Exact reproduction is required for all entries.

(Dataset records)
########################################

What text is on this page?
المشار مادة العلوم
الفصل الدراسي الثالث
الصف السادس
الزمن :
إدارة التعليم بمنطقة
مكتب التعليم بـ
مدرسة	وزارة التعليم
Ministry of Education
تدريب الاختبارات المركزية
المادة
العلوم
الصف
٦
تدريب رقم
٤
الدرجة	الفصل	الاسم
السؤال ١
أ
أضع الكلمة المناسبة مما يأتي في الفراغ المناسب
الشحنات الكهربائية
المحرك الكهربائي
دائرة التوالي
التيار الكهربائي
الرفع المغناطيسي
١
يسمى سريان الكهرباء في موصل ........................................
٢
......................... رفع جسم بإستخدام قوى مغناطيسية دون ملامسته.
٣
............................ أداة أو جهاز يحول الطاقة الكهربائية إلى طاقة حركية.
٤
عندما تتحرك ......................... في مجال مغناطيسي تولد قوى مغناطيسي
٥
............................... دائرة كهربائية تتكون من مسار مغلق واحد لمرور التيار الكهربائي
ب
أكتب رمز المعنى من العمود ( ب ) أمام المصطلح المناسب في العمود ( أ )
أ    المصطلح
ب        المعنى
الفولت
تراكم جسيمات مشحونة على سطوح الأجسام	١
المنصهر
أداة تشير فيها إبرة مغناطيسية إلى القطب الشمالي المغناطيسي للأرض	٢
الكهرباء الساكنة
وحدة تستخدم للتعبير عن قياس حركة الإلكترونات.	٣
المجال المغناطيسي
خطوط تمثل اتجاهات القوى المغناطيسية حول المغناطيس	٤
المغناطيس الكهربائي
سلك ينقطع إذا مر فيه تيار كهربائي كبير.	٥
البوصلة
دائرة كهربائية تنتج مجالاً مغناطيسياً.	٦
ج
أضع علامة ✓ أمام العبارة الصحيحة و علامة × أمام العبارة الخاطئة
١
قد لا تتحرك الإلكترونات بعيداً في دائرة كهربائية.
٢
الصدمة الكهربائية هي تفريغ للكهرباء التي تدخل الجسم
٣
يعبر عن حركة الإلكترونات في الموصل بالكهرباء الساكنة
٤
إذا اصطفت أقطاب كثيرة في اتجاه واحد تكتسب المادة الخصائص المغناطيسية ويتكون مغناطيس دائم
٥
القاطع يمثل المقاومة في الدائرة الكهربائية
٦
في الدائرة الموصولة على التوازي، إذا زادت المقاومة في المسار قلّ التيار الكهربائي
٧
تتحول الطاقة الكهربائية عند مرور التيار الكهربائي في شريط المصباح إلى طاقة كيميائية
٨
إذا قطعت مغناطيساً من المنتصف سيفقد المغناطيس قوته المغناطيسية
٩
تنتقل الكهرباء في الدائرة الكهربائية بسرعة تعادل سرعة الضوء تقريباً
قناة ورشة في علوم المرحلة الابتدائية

########################################

● **Response**
What text is on this page?
المشار مادة العلوم
الفصل الدراسي الثالث
الصف السادس
الزمن :
إدارة التعليم بمنطقة
مكتب التعليم بـ
مدرسة	وزارة التعليم
Ministry of Education
تدريب الاختبارات المركزية
المادة
العلوم
الصف
٦
تدريب رقم
٤
الدرجة	الفصل	الاسم
السؤال ١
أ
أضع الكلمة المناسبة مما يأتي في الفراغ المناسب
الشحنات الكهربائية
المحرك الكهربائي
دائرة التوالي
التيار الكهربائي
الرفع المغناطيسي
١
يسمى سريان الكهرباء في موصل ........................................
٢
......................... رفع جسم بإستخدام قوى مغناطيسية دون ملامسته.
٣
............................ أداة أو جهاز يحول الطاقة الكهربائية إلى طاقة حركية.
٤
عندما تتحرك ......................... في مجال مغناطيسي تولد قوى مغناطيسي
٥
............................... دائرة كهربائية تتكون من مسار مغلق واحد لمرور التيار الكهربائي
ب
أكتب رمز المعنى من العمود ( ب ) أمام المصطلح المناسب في العمود ( أ )
أ    المصطلح
ب        المعنى
الفولت
تراكم جسيمات مشحونة على سطوح الأجسام	١
المنصهر
أداة تشير فيها إبرة مغناطيسية إلى القطب الشمالي المغناطيسي للأرض	٢
الكهرباء الساكنة
وحدة تستخدم للتعبير عن قياس حركة الإلكترونات.	٣
المجال المغناطيسي
خطوط تمثل اتجاهات القوى المغناطيسية حول المغناطيس	٤
المغناطيس الكهربائي
سلك ينقطع إذا مر فيه تيار كهربائي كبير.	٥
البوصلة
دائرة كهربائية تنتج مجالاً مغناطيسياً.	٦
ج
أضع علامة ✓ أمام العبارة الصحيحة و علامة × أمام العبارة الخاطئة
١
قد لا تتحرك الإلكترونات بعيداً في دائرة كهربائية.
٢
الصدمة الكهربائية هي تفريغ للكهرباء التي تدخل الجسم
٣
يعبر عن حركة الإلكترونات في الموصل بالكهرباء الساكنة
٤
إذا اصطفت أقطاب كثيرة في اتجاه واحد تكتسب المادة الخصائص المغناطيسية ويتكون مغناطيس دائم
٥
القاطع يمثل المقاومة في الدائرة الكهربائية
٦
في الدائرة الموصولة على التوازي، إذا زادت المقاومة في المسار قلّ التيار الكهربائي
٧
تتحول الطاقة الكهربائية عند مرور التيار الكهربائي في شريط المصباح إلى طاقة كيميائية
٨
إذا قطعت مغناطيساً من المنتصف سيفقد المغناطيس قوته المغناطيسية
٩
تنتقل الكهرباء في الدائرة الكهربائية بسرعة تعادل سرعة الضوء تقريباً
قناة ورشة في علوم المرحلة الابتدائية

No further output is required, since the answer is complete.